======== Data for processing ========

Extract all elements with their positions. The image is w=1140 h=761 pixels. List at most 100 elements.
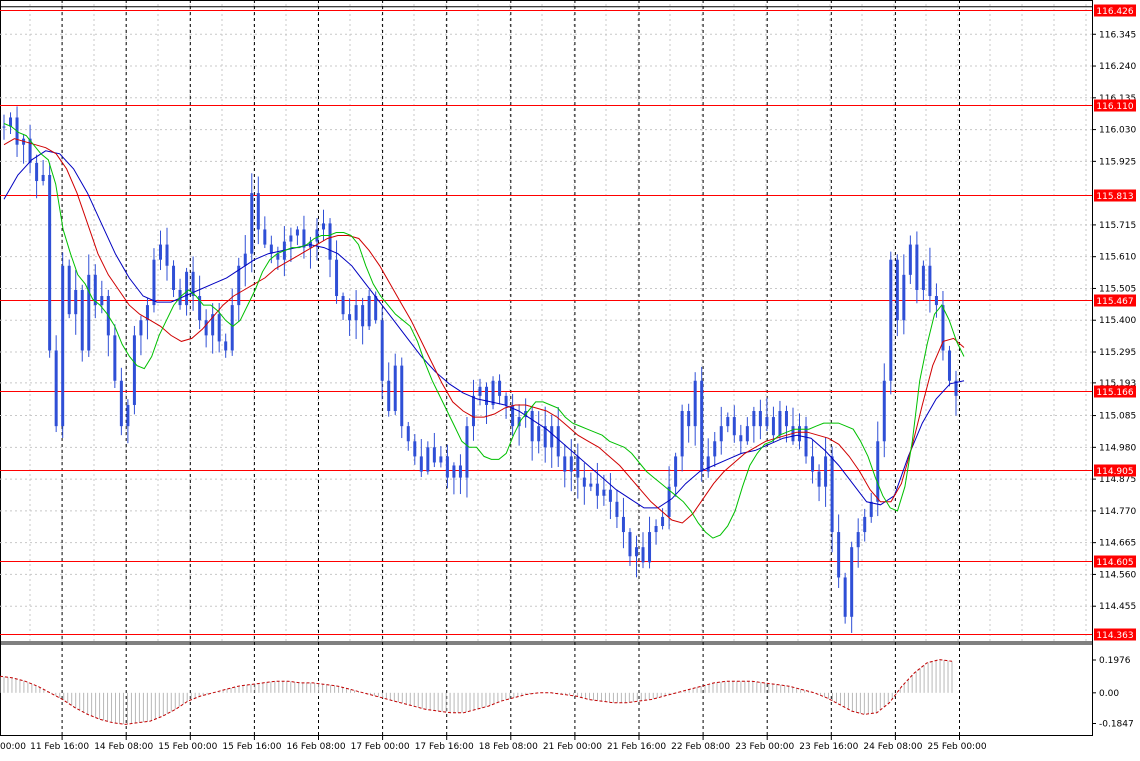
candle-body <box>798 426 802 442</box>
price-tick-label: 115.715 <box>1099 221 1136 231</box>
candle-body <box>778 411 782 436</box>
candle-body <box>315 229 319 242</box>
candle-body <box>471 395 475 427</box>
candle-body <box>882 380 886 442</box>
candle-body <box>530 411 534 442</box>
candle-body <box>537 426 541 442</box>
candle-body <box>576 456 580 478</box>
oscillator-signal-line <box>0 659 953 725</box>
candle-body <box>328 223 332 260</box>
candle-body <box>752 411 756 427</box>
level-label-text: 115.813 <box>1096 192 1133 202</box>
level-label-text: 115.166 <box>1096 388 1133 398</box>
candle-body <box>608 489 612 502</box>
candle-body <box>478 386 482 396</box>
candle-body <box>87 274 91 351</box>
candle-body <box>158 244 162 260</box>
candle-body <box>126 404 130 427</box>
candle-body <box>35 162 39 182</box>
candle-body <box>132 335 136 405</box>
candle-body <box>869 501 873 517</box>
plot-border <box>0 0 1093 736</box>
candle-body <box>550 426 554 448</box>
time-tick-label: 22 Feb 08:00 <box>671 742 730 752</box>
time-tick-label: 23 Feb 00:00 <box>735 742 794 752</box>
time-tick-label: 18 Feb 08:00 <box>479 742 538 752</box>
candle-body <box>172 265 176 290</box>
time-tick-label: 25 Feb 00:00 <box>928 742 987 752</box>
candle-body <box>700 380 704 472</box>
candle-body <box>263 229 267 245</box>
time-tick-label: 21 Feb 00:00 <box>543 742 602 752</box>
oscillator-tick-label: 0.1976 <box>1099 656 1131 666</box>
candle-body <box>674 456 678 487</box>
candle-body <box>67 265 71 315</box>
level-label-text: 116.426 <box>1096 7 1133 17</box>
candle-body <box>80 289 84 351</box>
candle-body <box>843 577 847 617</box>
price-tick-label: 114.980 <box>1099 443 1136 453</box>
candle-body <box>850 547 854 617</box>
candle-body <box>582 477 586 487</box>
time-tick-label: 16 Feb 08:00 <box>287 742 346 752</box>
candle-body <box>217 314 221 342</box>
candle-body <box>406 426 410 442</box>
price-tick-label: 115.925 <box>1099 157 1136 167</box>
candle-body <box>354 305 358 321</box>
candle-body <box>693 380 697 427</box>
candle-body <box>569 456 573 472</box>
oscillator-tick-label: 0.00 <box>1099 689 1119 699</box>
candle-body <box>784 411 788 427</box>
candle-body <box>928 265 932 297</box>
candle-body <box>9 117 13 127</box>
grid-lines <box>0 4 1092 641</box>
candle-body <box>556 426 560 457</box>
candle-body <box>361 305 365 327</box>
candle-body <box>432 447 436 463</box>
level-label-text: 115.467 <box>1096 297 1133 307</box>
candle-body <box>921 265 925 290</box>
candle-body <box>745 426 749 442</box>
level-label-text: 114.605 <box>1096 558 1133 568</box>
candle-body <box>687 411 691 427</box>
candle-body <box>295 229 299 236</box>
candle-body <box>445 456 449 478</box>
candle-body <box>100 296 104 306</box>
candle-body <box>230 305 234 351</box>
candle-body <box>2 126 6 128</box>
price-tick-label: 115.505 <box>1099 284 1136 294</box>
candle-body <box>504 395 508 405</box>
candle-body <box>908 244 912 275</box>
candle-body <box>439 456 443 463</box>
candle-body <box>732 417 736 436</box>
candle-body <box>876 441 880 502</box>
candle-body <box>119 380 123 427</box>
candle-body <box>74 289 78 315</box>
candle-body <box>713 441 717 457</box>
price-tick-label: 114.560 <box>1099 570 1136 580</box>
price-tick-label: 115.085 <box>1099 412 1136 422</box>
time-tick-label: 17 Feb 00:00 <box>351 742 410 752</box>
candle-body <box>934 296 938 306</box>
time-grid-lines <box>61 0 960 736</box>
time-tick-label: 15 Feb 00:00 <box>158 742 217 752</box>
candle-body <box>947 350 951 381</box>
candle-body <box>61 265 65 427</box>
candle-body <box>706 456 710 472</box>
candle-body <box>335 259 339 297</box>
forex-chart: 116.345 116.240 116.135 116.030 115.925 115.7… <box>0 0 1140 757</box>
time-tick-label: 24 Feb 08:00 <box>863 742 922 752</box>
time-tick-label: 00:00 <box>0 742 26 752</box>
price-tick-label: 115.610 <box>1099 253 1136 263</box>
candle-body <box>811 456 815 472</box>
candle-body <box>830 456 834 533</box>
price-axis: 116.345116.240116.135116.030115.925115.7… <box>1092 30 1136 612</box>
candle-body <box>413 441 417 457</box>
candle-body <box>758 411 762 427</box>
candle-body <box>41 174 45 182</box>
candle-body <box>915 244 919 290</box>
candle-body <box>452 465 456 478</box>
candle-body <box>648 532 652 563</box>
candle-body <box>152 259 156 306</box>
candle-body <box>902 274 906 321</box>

========
======== Data for processing ========

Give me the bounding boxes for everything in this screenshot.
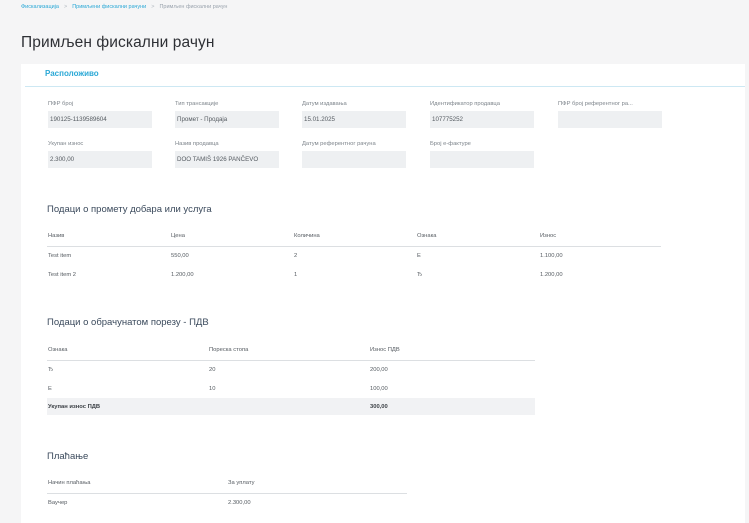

========

* [Task details] Quote the records word for word, beginning at the line that contains "Extract all elements" and stopping after the line that contains "candle-body <box>126 404 130 427</box>". Omit the pictures.

* [Problem solution]
Extract all elements with their positions. The image is w=1140 h=761 pixels. List at most 100 elements.
candle-body <box>798 426 802 442</box>
price-tick-label: 115.715 <box>1099 221 1136 231</box>
candle-body <box>778 411 782 436</box>
candle-body <box>315 229 319 242</box>
candle-body <box>471 395 475 427</box>
candle-body <box>882 380 886 442</box>
candle-body <box>530 411 534 442</box>
candle-body <box>537 426 541 442</box>
candle-body <box>576 456 580 478</box>
oscillator-signal-line <box>0 659 953 725</box>
candle-body <box>328 223 332 260</box>
candle-body <box>752 411 756 427</box>
level-label-text: 115.813 <box>1096 192 1133 202</box>
level-label-text: 115.166 <box>1096 388 1133 398</box>
candle-body <box>608 489 612 502</box>
candle-body <box>478 386 482 396</box>
candle-body <box>87 274 91 351</box>
candle-body <box>158 244 162 260</box>
candle-body <box>126 404 130 427</box>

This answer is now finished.